§ Work to do: Search the records for "thumb" and copy each line that holds it.

::::::::::

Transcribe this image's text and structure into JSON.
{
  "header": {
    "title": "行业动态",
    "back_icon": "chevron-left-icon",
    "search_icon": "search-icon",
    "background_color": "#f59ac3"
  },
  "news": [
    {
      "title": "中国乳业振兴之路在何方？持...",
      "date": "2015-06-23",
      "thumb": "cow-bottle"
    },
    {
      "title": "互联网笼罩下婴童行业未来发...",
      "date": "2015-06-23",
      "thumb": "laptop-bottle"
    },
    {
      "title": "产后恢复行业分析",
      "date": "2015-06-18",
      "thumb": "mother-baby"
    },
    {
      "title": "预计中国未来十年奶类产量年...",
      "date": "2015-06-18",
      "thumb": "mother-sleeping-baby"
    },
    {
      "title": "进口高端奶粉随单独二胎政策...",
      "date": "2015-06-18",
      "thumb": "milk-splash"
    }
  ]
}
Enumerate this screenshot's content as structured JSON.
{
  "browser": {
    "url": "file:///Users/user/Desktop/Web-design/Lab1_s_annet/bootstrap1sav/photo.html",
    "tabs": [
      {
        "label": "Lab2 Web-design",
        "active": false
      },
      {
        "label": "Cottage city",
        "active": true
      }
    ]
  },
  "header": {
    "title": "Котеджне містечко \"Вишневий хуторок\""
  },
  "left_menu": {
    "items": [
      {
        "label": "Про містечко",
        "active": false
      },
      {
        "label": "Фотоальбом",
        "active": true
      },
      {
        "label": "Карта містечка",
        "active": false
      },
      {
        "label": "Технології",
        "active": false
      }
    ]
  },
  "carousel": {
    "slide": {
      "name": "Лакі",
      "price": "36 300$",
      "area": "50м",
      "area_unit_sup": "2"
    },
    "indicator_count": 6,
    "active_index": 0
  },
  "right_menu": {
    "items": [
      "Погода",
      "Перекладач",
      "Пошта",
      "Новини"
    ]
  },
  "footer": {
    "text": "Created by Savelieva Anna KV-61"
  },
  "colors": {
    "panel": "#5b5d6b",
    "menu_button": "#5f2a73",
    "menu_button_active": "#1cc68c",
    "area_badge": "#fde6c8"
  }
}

::::::::::

§ Response to this task:
      "thumb": "cow-bottle"
      "thumb": "laptop-bottle"
      "thumb": "mother-baby"
      "thumb": "mother-sleeping-baby"
      "thumb": "milk-splash"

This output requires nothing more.